------ Dataset entries ------
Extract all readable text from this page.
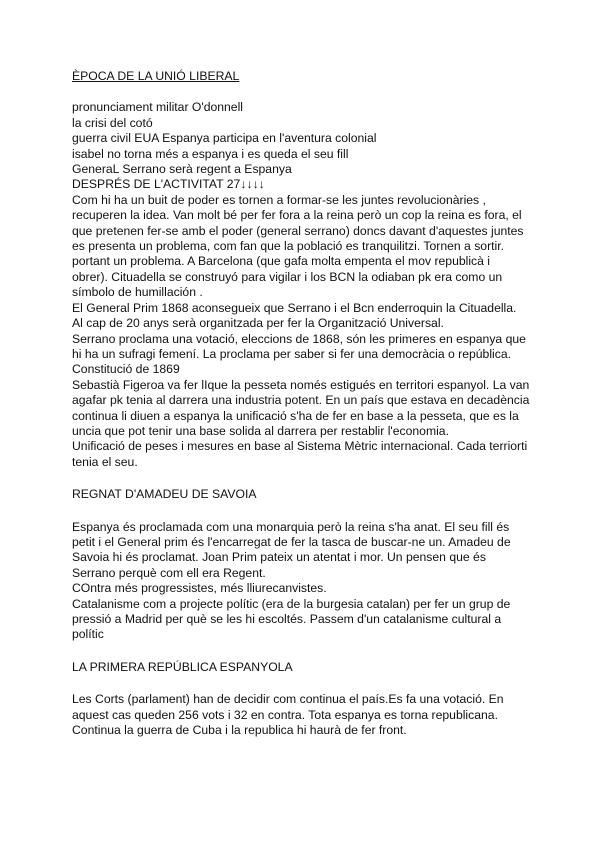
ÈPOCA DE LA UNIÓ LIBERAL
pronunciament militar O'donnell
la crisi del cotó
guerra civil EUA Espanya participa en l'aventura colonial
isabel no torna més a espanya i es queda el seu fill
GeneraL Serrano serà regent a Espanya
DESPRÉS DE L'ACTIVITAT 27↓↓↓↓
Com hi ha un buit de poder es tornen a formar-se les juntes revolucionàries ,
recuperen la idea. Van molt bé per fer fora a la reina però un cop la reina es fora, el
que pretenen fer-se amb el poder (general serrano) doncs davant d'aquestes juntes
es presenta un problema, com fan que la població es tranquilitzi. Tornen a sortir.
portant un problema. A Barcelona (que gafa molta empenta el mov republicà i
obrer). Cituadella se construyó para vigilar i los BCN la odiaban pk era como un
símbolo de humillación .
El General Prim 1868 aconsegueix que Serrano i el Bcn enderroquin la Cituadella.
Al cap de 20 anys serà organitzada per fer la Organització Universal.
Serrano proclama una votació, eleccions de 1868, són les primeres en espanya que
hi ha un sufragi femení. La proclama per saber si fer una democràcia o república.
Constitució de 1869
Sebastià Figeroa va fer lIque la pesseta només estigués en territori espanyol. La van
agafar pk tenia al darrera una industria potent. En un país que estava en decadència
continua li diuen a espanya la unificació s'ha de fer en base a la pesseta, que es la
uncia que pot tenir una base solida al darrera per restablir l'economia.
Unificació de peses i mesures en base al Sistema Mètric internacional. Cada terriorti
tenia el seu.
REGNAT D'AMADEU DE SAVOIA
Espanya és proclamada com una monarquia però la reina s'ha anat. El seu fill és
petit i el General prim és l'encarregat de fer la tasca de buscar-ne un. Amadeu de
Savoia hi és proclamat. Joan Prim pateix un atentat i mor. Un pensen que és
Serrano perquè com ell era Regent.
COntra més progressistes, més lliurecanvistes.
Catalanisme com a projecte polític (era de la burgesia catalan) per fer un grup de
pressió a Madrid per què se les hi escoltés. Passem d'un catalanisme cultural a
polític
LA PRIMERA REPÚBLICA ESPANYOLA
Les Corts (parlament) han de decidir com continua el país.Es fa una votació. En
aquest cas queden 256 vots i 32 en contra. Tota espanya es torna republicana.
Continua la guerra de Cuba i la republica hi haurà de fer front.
------
------ Dataset entries ------
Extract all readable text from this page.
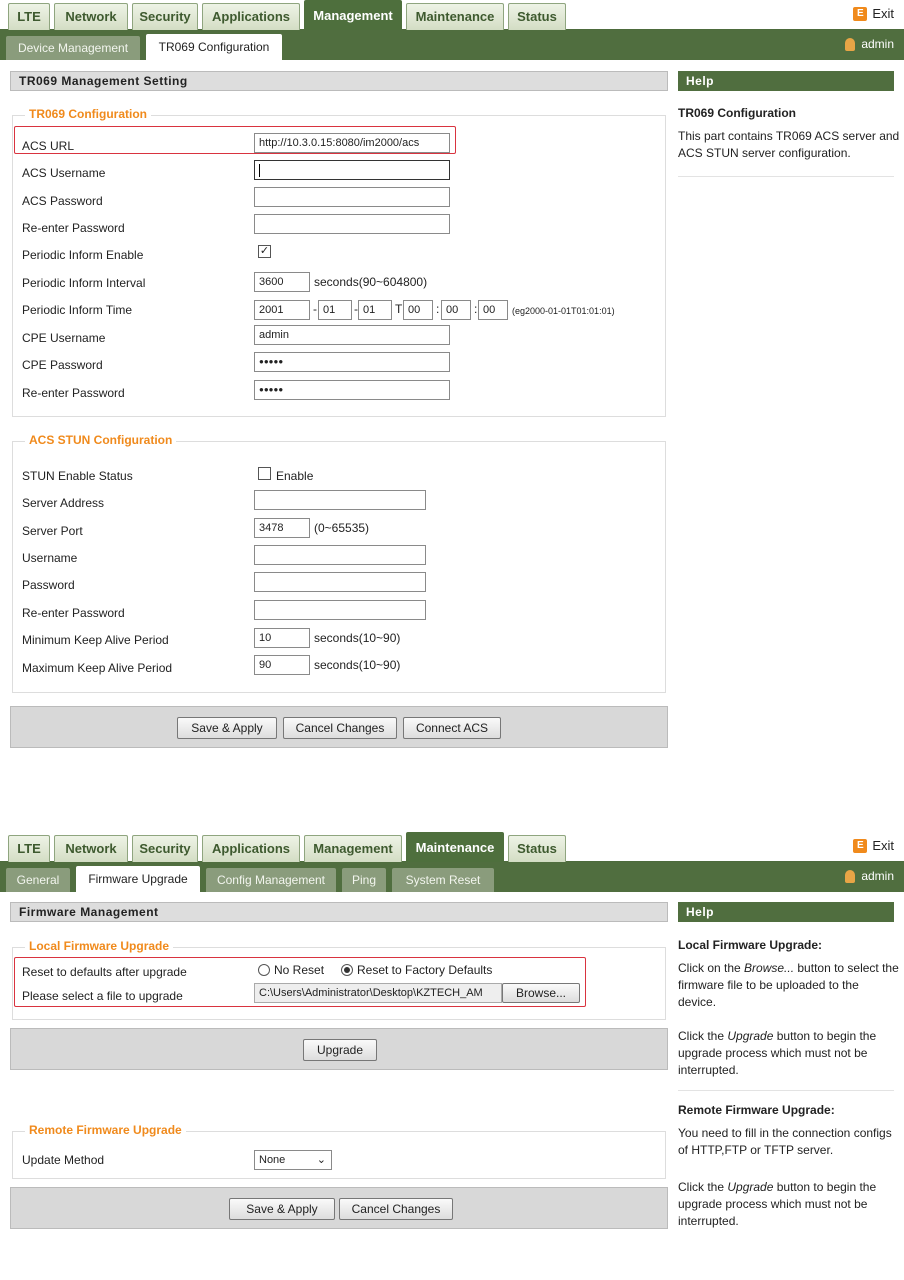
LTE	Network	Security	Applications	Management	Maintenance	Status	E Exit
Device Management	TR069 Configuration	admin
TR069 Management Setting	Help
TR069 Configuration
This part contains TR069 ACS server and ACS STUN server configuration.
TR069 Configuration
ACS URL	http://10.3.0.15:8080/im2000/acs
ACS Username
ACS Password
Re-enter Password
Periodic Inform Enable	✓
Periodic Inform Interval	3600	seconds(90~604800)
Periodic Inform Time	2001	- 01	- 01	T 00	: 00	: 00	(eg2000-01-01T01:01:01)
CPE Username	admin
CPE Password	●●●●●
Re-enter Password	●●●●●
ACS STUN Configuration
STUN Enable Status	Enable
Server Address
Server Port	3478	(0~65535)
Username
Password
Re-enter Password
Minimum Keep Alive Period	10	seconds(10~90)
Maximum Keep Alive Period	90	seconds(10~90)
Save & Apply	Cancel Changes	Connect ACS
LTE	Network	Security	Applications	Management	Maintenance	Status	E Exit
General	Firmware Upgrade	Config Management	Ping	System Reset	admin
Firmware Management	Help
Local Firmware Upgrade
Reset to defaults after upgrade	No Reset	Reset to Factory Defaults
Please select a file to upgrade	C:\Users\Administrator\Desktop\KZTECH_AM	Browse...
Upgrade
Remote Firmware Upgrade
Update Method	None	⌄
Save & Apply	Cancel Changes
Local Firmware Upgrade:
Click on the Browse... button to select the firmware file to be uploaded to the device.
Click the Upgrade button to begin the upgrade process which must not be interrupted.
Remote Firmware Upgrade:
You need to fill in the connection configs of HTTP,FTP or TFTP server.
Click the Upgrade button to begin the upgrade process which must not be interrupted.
------
------ Dataset entries ------
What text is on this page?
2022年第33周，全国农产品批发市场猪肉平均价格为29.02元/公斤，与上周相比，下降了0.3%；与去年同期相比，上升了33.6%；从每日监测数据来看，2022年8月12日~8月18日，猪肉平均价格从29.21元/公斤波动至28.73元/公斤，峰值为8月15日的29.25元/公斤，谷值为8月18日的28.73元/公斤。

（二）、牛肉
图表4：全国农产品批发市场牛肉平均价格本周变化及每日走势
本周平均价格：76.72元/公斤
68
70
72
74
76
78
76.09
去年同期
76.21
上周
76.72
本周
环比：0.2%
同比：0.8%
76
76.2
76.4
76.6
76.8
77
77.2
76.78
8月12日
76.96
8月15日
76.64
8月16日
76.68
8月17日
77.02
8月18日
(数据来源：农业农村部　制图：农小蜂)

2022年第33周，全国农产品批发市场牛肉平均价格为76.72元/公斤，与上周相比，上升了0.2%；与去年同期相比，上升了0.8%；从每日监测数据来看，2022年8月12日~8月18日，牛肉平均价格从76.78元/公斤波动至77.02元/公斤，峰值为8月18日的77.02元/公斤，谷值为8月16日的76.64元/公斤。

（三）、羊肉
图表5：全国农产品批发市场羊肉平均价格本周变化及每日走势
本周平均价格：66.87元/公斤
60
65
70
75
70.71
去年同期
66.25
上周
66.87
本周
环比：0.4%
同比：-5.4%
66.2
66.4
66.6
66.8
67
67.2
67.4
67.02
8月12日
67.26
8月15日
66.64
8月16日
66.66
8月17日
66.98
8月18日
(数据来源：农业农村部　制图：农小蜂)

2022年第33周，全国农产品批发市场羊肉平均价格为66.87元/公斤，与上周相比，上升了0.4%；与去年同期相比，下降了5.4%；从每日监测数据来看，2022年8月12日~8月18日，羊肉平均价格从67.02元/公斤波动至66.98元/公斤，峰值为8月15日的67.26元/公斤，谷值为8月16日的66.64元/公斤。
------
For the entries above, state how many lines contain the word "Cancel". Provide the number by itself.

2